What you will do: Lines containing the word "为综合整治" are the ones to copy from the records below.

Records to process:

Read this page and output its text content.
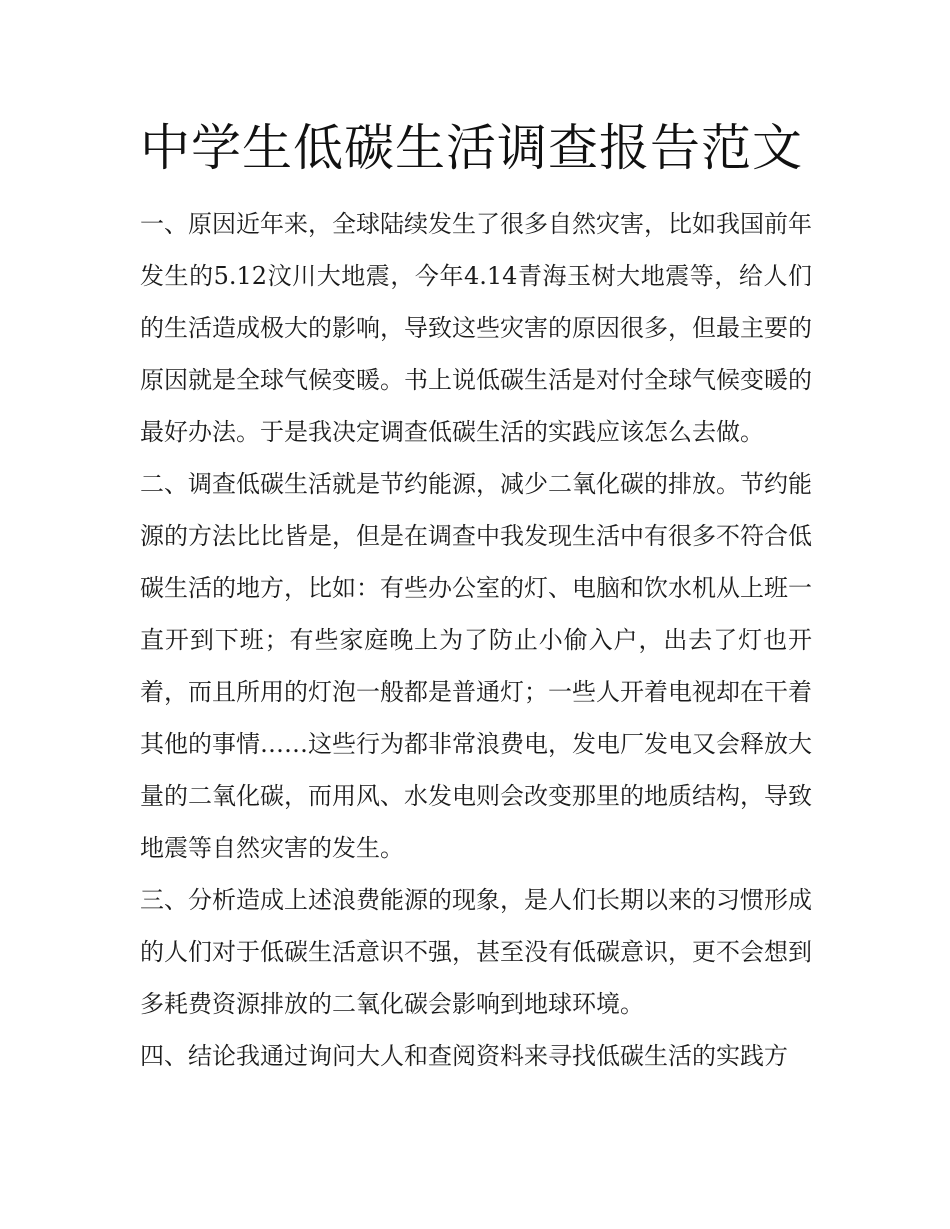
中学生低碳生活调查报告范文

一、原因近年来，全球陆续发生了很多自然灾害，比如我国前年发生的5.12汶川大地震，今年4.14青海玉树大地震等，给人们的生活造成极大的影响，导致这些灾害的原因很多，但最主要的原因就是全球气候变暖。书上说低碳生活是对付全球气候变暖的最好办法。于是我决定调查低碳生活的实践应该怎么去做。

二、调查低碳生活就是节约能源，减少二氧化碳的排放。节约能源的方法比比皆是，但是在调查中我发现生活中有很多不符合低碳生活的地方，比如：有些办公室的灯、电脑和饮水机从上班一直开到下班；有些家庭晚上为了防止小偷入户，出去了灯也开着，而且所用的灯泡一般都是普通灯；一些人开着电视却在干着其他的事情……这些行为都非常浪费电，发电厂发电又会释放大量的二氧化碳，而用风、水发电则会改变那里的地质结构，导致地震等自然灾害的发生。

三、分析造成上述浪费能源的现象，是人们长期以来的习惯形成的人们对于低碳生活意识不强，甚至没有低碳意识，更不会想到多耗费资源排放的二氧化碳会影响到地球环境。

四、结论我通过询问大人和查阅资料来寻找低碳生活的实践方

--

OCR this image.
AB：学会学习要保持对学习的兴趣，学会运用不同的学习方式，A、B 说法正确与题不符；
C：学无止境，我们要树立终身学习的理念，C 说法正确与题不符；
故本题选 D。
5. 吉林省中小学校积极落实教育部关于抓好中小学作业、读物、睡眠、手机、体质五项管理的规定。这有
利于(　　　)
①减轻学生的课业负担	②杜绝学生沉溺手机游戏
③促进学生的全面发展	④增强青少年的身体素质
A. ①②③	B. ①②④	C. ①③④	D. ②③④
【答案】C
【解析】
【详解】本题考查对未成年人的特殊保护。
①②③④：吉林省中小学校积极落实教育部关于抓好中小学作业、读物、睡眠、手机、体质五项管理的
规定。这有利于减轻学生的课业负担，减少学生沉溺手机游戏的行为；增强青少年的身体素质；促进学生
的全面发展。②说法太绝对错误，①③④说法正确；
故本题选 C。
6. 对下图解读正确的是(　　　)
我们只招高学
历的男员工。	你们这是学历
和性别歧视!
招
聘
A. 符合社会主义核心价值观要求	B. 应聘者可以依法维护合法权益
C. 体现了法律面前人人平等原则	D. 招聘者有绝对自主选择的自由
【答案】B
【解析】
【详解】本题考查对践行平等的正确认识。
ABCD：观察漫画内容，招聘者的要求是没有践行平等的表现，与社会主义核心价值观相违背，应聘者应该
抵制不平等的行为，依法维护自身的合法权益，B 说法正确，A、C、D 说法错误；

==

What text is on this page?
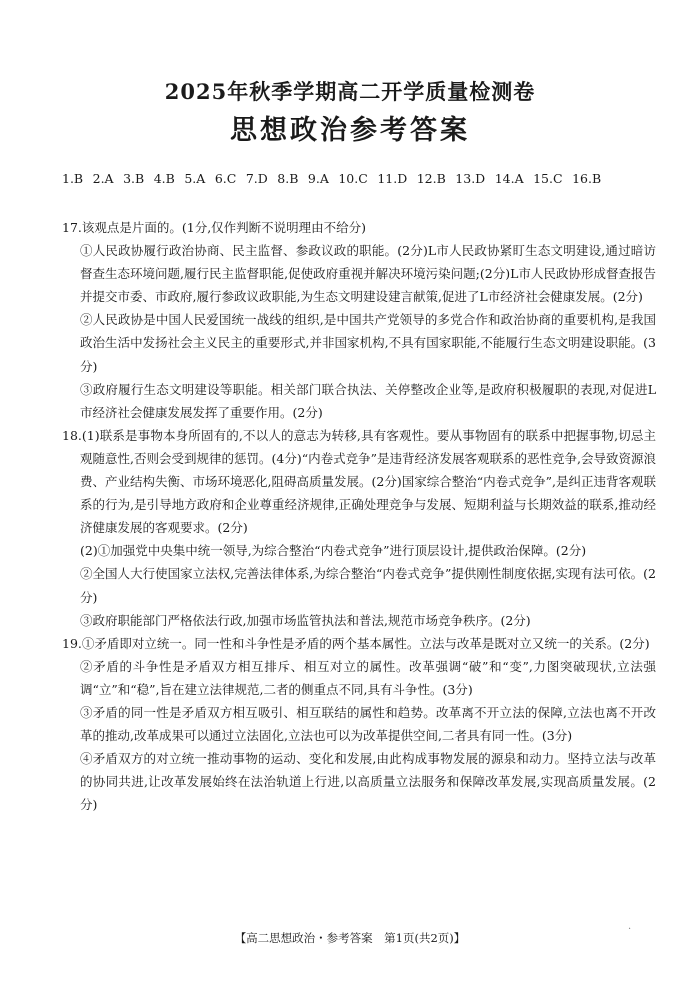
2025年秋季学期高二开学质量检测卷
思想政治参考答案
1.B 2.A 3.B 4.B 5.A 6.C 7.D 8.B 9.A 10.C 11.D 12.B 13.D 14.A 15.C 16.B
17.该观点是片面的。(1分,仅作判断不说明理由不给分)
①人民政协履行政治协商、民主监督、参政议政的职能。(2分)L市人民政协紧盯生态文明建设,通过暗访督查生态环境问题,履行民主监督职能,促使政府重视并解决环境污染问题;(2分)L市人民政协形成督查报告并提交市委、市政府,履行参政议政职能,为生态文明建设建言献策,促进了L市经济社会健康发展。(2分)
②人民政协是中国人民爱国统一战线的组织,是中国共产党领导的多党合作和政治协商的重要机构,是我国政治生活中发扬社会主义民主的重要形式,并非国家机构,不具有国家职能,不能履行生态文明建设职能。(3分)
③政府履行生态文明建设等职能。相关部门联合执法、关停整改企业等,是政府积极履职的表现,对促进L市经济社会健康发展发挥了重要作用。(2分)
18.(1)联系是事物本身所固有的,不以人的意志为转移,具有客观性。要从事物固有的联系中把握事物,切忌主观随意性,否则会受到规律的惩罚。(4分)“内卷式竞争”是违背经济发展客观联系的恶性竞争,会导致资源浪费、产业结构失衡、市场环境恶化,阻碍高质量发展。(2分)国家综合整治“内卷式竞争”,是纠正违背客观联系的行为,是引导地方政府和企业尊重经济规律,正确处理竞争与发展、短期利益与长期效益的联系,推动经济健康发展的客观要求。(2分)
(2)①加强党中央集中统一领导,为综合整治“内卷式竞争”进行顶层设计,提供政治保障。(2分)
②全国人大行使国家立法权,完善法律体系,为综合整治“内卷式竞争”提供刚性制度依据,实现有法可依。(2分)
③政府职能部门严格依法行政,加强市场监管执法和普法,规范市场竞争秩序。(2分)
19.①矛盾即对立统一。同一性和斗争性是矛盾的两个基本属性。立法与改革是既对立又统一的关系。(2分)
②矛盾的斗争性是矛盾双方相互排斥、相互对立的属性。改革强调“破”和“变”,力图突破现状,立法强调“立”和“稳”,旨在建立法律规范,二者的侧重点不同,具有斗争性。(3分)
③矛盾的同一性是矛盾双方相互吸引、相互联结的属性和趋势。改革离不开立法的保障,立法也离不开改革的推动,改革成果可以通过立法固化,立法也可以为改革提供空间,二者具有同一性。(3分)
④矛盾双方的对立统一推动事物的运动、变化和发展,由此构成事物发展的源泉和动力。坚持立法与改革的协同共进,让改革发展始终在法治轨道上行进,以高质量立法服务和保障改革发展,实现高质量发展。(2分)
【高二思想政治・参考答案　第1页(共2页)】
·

Exercise answer:
(2)①加强党中央集中统一领导,为综合整治“内卷式竞争”进行顶层设计,提供政治保障。(2分)
②全国人大行使国家立法权,完善法律体系,为综合整治“内卷式竞争”提供刚性制度依据,实现有法可依。(2分)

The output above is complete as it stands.